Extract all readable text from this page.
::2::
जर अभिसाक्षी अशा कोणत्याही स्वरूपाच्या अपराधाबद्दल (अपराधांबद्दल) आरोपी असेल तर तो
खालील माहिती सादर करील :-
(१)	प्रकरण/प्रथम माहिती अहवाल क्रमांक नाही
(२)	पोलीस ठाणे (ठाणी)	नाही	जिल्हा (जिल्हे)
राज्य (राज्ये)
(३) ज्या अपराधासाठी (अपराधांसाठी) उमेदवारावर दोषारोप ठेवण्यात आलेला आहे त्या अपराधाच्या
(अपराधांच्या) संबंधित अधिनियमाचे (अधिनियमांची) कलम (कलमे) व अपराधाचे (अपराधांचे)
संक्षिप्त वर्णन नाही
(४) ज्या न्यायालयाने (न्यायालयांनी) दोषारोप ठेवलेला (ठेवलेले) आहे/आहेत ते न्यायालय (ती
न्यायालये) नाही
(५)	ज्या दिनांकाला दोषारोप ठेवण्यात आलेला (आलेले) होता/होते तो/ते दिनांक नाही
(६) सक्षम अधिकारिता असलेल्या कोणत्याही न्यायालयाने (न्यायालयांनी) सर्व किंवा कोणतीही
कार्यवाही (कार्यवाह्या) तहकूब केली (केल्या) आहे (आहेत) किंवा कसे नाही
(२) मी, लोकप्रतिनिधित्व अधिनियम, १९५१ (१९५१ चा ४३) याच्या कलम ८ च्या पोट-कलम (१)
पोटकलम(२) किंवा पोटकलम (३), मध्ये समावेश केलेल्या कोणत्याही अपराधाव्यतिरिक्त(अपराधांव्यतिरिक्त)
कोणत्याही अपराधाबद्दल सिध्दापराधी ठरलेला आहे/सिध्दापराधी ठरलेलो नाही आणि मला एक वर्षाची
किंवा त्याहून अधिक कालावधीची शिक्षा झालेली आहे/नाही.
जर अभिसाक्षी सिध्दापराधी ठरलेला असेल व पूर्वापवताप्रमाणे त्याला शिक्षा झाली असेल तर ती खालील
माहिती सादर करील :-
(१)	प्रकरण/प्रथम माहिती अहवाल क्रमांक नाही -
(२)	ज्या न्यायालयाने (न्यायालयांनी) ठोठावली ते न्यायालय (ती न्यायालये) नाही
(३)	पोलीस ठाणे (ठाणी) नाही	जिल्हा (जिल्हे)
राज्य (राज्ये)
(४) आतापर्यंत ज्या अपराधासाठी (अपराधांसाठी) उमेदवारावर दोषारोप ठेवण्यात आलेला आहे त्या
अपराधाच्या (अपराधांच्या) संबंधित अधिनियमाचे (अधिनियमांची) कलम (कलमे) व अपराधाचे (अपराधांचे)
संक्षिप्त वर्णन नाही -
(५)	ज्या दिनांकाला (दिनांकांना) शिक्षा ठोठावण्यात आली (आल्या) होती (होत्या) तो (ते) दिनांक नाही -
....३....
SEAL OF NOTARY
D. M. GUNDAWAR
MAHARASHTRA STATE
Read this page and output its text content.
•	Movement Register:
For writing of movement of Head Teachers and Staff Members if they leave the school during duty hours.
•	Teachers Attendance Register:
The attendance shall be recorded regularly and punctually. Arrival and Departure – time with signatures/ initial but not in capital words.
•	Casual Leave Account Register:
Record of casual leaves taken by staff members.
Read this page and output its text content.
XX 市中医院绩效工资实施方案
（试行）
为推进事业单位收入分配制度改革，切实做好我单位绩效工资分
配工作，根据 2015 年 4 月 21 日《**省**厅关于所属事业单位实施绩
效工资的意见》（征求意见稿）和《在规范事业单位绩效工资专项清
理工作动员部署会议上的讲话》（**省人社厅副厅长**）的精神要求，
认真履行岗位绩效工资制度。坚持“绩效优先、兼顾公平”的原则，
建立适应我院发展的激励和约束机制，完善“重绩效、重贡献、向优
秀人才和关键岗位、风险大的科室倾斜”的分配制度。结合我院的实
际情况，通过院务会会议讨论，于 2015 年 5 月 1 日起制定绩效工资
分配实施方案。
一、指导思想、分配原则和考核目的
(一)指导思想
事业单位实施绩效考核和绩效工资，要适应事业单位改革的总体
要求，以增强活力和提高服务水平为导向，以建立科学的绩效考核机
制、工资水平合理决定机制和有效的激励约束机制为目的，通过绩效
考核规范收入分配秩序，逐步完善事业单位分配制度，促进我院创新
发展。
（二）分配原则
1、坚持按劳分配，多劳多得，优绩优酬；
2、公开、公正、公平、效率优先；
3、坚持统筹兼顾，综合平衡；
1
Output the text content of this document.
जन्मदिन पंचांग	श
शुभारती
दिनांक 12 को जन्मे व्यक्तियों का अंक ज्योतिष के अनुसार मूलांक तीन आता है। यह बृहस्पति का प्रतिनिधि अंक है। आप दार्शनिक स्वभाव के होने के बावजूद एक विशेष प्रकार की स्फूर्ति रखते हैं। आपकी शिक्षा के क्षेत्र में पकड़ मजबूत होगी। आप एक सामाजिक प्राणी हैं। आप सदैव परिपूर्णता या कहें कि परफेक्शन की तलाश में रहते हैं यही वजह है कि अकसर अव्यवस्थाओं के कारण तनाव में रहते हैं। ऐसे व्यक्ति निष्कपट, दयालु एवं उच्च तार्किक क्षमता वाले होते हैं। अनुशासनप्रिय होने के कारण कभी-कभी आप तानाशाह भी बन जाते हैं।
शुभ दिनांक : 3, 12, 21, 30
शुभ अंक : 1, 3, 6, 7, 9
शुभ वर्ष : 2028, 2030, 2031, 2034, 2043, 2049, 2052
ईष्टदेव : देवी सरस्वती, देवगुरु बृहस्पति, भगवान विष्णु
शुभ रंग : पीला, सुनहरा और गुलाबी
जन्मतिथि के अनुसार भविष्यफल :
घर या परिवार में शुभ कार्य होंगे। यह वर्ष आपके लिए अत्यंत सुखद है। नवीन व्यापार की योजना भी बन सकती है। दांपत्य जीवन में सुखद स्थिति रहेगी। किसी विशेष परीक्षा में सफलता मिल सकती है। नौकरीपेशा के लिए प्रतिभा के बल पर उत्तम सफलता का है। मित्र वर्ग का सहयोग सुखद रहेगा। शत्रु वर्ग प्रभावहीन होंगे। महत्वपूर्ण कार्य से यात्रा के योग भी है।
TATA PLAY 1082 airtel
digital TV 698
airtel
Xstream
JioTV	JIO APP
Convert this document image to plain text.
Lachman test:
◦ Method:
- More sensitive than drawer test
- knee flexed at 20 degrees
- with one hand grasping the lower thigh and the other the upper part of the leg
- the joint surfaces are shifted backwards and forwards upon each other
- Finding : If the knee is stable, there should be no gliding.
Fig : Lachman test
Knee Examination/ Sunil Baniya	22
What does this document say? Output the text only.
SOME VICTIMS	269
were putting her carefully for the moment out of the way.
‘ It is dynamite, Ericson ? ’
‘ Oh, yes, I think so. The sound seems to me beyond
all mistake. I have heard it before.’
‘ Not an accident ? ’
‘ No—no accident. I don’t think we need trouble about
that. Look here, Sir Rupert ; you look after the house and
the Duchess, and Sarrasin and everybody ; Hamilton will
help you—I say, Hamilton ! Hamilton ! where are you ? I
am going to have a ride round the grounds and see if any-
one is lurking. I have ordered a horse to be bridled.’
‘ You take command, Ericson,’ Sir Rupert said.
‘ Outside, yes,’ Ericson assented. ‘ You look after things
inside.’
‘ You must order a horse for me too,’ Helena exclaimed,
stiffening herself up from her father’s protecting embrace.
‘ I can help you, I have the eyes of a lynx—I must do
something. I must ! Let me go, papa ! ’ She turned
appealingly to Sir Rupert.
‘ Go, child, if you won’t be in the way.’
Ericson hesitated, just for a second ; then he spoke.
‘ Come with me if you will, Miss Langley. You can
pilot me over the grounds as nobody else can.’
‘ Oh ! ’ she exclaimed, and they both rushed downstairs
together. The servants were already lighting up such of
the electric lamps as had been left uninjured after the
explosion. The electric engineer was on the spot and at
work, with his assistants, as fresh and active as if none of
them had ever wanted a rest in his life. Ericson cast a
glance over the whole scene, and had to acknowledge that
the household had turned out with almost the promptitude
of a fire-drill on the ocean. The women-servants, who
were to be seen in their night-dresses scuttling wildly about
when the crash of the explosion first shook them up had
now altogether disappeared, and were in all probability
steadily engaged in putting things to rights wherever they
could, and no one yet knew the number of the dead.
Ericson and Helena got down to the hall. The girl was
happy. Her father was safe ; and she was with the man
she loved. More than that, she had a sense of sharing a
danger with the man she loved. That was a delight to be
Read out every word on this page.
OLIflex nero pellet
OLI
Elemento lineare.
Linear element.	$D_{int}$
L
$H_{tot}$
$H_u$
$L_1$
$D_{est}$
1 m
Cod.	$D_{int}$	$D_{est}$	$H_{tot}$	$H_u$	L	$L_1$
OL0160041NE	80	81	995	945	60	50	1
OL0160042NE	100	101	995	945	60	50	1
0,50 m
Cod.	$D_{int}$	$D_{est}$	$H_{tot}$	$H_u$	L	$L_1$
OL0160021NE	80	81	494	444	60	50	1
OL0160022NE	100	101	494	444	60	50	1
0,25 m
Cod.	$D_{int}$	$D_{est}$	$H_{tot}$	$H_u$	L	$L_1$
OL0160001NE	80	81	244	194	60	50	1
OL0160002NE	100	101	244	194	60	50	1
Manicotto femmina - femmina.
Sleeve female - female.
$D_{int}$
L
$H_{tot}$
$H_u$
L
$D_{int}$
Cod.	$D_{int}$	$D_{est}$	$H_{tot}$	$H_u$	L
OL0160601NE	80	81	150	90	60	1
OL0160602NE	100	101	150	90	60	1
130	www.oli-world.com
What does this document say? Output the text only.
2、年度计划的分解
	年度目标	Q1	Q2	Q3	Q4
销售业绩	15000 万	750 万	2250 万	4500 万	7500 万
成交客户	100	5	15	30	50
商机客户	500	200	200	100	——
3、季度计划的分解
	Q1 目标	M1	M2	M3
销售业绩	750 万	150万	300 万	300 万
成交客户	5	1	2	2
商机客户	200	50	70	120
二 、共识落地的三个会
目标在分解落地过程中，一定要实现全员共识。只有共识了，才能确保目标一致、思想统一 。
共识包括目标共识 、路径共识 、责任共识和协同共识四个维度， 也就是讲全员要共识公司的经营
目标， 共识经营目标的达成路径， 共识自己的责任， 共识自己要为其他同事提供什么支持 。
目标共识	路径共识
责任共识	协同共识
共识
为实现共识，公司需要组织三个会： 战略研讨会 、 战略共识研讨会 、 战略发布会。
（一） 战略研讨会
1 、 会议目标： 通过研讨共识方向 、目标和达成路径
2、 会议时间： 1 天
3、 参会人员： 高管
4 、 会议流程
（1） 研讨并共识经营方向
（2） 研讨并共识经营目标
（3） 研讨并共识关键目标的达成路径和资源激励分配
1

Prompt: Every line above that contains the word "with" should be reported.

Exercise solution:
The attendance shall be recorded regularly and punctually. Arrival and Departure – time with signatures/ initial but not in capital words.
- with one hand grasping the lower thigh and the other the upper part of the leg
‘ Come with me if you will, Miss Langley. You can
work, with his assistants, as fresh and active as if none of
the household had turned out with almost the promptitude
happy. Her father was safe ; and she was with the man
danger with the man she loved. That was a delight to be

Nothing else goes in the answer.